WRITTEN INSTRUCTION
Determine how many lines contain the string "which". Respond with that number and nothing more.
--- Start PROVIDED DATA ---
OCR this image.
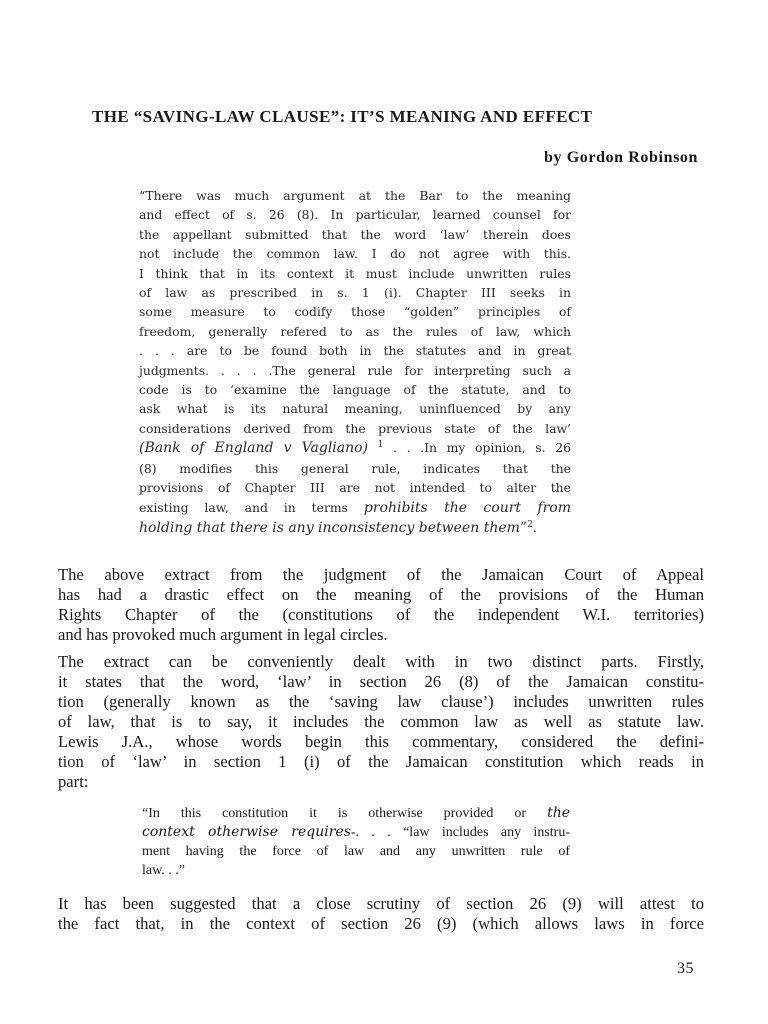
THE “SAVING-LAW CLAUSE”: IT’S MEANING AND EFFECT
by Gordon Robinson
“There was much argument at the Bar to the meaning
and effect of s. 26 (8). In particular, learned counsel for
the appellant submitted that the word ‘law’ therein does
not include the common law. I do not agree with this.
I think that in its context it must include unwritten rules
of law as prescribed in s. 1 (i). Chapter III seeks in
some measure to codify those “golden” principles of
freedom, generally refered to as the rules of law, which
. . . are to be found both in the statutes and in great
judgments. . . . .The general rule for interpreting such a
code is to ‘examine the language of the statute, and to
ask what is its natural meaning, uninfluenced by any
considerations derived from the previous state of the law’
(Bank of England v Vagliano) $^1$ . . .In my opinion, s. 26
(8) modifies this general rule, indicates that the
provisions of Chapter III are not intended to alter the
existing law, and in terms prohibits the court from
holding that there is any inconsistency between them”$^2$.
The above extract from the judgment of the Jamaican Court of Appeal
has had a drastic effect on the meaning of the provisions of the Human
Rights Chapter of the (constitutions of the independent W.I. territories)
and has provoked much argument in legal circles.
The extract can be conveniently dealt with in two distinct parts. Firstly,
it states that the word, ‘law’ in section 26 (8) of the Jamaican constitu-
tion (generally known as the ‘saving law clause’) includes unwritten rules
of law, that is to say, it includes the common law as well as statute law.
Lewis J.A., whose words begin this commentary, considered the defini-
tion of ‘law’ in section 1 (i) of the Jamaican constitution which reads in
part:
“In this constitution it is otherwise provided or the
context otherwise requires-. . . “law includes any instru-
ment having the force of law and any unwritten rule of
law. . .”
It has been suggested that a close scrutiny of section 26 (9) will attest to
the fact that, in the context of section 26 (9) (which allows laws in force
35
--- End PROVIDED DATA ---
RESULT FOR THIS EXERCISE
3